| Source records |
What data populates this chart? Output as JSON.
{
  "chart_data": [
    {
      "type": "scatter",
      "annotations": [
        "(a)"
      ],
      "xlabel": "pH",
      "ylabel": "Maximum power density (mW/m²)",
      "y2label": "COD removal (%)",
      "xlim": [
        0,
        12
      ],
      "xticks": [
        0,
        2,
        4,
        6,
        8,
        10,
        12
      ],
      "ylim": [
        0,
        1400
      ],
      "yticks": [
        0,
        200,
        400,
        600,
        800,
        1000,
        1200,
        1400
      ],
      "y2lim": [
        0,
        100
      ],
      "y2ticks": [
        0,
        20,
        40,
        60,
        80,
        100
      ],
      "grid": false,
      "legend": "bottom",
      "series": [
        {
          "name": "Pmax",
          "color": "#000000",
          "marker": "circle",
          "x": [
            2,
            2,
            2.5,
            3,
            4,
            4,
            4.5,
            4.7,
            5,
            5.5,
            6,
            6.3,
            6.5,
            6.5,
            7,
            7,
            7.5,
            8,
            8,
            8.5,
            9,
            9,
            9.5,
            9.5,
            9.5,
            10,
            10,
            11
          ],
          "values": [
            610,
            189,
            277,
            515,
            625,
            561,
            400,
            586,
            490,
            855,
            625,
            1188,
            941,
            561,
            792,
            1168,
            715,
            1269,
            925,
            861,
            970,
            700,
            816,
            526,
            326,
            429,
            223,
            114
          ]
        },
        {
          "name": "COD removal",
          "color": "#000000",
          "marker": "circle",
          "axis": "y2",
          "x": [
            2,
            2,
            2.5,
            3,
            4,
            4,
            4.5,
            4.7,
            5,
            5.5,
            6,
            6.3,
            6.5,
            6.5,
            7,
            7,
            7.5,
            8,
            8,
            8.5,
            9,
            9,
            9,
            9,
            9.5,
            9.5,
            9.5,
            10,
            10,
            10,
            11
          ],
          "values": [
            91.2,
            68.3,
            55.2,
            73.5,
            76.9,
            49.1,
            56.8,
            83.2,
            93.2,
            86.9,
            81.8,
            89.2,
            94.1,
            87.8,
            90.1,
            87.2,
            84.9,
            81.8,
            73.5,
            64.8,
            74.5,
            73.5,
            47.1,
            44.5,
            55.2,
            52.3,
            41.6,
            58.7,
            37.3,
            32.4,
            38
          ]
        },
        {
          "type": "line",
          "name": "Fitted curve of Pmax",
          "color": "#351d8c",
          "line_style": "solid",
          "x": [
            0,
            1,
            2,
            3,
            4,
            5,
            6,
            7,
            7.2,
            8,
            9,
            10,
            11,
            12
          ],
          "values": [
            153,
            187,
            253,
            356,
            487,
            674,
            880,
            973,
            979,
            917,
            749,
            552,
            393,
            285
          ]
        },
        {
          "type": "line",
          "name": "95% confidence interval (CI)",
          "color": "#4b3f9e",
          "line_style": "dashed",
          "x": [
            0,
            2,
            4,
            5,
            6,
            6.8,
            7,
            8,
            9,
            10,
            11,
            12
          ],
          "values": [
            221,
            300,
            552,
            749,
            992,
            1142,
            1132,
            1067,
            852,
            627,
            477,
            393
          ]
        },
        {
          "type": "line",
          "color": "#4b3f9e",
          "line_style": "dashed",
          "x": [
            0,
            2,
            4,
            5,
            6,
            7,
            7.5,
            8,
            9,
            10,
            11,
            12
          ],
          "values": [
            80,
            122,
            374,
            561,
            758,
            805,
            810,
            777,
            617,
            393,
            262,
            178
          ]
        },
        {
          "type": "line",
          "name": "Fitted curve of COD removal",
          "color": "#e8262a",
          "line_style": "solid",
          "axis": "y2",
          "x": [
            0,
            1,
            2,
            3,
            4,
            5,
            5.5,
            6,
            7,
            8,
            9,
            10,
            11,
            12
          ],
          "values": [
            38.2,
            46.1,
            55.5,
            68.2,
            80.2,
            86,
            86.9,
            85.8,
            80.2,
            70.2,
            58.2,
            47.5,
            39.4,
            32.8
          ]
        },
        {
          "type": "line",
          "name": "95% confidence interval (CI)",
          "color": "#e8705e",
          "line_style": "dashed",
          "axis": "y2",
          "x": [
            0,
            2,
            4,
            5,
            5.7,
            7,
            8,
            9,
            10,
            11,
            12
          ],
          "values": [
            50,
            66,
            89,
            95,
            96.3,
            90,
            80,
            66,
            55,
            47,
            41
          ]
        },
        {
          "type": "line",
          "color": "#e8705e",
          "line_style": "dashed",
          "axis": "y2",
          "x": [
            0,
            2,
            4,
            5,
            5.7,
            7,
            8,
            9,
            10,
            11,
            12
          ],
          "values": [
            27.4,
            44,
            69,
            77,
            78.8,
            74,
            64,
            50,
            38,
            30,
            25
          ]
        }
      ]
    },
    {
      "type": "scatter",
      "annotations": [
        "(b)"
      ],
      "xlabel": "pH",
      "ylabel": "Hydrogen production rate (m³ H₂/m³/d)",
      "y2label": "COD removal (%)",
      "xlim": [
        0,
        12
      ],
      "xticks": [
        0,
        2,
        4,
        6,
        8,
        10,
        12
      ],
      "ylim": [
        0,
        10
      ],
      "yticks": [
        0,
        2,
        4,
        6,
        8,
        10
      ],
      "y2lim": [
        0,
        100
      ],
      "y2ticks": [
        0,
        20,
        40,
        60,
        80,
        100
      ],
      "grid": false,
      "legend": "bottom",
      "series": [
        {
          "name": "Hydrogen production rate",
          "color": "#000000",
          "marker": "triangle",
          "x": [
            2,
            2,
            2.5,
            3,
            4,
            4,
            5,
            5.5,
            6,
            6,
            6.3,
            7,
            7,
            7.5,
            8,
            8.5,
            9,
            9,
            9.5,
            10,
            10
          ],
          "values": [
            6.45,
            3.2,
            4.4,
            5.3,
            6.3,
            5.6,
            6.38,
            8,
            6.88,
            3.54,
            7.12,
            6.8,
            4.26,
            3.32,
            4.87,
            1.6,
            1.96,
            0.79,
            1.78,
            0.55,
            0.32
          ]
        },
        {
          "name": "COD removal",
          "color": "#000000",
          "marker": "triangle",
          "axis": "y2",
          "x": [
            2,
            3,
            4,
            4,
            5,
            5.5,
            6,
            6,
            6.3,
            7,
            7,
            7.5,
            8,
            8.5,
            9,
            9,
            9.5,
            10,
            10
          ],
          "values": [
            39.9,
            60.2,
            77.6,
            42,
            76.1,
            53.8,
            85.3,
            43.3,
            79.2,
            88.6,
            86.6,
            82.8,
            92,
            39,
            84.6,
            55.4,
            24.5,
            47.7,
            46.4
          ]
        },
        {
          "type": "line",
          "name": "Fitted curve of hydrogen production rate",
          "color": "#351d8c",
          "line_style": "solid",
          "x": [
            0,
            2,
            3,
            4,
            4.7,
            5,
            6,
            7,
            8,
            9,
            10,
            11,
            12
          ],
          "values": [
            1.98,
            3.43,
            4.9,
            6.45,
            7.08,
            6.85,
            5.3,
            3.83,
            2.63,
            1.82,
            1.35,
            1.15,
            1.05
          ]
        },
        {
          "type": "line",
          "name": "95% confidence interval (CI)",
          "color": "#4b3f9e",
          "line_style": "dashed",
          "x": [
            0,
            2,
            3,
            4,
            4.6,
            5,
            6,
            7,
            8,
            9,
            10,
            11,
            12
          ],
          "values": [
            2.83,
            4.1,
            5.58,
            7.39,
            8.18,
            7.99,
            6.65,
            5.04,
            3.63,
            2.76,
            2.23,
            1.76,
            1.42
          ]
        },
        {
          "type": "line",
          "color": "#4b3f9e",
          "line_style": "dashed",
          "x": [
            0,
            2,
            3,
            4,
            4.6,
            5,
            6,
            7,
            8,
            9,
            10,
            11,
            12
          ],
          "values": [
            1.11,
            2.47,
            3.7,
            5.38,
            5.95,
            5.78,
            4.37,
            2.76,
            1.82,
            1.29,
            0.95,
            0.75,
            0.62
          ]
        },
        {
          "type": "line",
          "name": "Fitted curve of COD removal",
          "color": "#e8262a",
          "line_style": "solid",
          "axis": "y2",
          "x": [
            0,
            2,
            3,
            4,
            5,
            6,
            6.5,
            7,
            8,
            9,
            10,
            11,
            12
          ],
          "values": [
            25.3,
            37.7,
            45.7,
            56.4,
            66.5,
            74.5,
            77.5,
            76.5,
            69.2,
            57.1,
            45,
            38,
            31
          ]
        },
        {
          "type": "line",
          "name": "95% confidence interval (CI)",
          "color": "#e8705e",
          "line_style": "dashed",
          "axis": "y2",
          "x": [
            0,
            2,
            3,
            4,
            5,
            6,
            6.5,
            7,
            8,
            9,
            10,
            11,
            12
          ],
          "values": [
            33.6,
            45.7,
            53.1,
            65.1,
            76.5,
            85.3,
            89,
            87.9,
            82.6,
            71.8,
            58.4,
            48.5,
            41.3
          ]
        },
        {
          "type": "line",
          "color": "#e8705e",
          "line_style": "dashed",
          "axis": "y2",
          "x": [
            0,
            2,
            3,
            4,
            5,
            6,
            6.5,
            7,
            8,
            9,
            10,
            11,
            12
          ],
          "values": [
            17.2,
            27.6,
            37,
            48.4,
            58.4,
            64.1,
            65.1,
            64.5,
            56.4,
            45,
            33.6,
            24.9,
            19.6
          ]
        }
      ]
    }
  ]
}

| Exercise instructions |
Sift through the entries and copy every line with "curve".

| Completed task |
          "name": "Fitted curve of Pmax",
          "name": "Fitted curve of COD removal",
          "name": "Fitted curve of hydrogen production rate",
          "name": "Fitted curve of COD removal",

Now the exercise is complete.